What is being asked: How many lines in the listing below include the word "left"? Answer with the number and nothing else.

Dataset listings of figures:

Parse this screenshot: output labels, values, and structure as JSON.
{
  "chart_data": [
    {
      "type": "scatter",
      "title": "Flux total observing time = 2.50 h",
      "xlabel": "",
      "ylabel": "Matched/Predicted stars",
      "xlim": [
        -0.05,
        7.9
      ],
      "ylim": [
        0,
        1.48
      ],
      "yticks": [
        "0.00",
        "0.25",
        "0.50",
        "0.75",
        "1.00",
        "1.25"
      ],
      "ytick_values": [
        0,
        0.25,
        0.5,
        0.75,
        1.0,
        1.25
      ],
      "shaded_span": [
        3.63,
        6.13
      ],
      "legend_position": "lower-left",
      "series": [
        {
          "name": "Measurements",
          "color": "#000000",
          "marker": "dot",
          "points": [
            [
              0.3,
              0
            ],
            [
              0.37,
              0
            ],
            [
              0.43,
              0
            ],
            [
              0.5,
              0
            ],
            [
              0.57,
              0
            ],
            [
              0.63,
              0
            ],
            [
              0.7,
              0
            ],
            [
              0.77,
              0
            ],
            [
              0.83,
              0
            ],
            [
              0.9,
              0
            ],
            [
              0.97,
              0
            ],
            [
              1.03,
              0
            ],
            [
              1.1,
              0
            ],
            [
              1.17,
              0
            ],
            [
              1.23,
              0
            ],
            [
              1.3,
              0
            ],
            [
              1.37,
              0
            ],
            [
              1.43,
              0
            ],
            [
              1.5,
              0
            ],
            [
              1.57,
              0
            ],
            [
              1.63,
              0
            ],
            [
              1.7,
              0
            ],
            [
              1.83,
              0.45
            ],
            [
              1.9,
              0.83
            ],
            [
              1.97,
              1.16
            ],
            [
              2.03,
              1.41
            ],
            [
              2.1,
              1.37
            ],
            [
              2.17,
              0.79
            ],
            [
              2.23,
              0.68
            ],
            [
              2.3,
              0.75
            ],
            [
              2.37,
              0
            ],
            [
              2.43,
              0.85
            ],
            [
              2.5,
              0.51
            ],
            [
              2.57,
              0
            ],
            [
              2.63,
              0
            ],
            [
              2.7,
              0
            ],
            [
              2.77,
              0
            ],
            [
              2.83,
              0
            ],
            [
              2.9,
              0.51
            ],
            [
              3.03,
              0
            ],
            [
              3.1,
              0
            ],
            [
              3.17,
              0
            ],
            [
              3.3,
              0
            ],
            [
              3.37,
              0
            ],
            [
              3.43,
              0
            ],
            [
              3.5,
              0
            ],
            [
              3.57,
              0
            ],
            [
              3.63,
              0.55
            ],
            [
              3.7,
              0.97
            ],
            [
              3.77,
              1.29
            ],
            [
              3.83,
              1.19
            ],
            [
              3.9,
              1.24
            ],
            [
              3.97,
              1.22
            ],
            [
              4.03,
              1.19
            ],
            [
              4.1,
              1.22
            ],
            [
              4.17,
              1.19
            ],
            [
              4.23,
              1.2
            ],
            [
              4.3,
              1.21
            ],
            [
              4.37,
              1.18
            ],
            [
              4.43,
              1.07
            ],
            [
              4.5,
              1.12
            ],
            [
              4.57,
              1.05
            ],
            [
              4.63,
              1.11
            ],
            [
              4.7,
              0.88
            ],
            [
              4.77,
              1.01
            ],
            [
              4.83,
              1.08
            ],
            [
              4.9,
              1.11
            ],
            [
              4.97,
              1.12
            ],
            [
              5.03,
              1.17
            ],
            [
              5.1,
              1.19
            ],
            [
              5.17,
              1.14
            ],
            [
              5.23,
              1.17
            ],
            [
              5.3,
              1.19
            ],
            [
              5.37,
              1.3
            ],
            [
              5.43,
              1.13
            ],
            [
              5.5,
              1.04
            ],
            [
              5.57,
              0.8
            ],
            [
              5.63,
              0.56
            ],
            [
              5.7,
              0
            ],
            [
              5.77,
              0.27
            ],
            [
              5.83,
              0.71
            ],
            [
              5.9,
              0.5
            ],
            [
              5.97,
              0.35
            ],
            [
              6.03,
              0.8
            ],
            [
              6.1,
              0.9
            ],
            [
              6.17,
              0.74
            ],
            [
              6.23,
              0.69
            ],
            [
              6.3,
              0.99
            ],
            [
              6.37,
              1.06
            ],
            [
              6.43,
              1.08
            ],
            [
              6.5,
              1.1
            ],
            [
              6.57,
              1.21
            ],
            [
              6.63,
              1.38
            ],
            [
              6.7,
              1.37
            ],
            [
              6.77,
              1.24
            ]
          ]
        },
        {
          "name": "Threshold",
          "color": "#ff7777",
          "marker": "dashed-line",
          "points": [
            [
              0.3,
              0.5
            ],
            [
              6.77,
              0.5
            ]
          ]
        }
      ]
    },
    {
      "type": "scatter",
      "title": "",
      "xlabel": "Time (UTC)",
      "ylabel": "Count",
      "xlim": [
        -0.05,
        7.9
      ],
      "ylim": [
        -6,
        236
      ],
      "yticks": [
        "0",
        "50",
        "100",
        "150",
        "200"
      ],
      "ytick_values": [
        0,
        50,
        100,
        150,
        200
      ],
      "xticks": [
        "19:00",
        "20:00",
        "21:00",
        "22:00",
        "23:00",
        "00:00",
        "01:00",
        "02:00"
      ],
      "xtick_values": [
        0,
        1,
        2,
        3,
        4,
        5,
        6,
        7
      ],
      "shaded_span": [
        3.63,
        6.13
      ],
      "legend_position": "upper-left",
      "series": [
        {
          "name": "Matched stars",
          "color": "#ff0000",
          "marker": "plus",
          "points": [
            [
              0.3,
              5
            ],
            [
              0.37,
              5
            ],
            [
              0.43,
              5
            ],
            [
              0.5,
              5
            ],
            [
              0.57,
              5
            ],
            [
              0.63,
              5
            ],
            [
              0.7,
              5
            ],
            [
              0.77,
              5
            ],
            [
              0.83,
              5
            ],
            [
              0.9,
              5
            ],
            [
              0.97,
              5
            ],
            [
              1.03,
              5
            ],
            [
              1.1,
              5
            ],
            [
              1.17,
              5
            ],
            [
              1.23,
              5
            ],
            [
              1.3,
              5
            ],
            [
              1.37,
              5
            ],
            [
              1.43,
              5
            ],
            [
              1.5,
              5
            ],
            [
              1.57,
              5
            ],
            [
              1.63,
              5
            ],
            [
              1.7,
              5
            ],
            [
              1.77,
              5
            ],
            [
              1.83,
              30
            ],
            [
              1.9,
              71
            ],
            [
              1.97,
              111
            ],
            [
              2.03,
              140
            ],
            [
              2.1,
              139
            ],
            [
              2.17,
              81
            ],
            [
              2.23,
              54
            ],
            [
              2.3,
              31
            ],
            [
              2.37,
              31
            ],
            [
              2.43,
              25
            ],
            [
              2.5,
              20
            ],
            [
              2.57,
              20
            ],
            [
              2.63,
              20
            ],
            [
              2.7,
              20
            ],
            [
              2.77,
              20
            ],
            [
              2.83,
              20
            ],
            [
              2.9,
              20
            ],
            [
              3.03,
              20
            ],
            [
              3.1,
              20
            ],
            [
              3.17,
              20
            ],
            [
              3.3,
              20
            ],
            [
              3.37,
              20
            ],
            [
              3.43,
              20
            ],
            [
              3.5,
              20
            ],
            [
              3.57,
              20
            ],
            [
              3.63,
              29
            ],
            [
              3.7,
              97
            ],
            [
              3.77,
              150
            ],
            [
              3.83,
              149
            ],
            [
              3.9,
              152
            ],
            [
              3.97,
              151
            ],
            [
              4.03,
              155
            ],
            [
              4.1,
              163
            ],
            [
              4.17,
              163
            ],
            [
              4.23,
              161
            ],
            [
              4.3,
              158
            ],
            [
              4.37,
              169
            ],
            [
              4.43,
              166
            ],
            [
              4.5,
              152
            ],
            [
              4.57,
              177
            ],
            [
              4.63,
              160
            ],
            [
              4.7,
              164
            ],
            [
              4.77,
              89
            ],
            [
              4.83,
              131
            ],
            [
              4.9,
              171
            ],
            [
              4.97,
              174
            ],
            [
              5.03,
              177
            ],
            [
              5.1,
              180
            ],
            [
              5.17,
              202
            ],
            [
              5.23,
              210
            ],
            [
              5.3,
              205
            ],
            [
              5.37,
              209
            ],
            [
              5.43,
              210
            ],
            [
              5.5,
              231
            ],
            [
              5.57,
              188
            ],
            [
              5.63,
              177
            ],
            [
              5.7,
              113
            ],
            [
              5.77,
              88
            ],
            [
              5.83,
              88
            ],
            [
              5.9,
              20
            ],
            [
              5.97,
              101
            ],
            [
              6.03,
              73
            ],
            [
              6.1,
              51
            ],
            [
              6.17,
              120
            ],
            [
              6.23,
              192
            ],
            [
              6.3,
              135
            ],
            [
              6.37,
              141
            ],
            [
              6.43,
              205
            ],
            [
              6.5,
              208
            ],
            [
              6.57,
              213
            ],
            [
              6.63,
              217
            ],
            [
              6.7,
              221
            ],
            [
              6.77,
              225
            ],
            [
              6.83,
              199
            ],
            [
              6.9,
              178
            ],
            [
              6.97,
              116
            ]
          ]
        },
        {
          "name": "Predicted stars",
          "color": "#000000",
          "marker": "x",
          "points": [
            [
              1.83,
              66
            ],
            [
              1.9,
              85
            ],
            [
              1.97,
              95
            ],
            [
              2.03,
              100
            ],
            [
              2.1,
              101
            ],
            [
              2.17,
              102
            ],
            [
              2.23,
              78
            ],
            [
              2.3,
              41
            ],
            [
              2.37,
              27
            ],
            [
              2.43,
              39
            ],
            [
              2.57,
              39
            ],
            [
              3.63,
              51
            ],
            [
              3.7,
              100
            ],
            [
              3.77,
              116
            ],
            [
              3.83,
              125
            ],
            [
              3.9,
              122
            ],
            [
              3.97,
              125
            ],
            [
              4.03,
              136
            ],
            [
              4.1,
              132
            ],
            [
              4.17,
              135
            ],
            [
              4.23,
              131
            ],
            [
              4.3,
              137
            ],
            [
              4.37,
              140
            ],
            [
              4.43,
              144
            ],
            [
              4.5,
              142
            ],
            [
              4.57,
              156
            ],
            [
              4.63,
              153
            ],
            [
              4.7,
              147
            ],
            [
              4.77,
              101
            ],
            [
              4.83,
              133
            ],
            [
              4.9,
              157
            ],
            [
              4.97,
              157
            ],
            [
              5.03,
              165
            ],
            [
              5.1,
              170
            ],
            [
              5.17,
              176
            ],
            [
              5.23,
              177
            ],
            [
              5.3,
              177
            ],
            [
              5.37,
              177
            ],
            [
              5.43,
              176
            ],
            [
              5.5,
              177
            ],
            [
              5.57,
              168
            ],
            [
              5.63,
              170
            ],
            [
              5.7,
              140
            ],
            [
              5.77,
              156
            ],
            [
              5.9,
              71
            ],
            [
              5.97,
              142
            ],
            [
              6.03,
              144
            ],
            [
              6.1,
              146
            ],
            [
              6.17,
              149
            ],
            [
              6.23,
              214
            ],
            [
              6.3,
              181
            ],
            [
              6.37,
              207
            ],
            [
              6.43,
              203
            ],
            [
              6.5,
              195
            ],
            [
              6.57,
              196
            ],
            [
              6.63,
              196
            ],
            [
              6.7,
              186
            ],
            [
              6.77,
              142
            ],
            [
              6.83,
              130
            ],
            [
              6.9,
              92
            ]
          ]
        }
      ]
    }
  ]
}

Exercise result: 2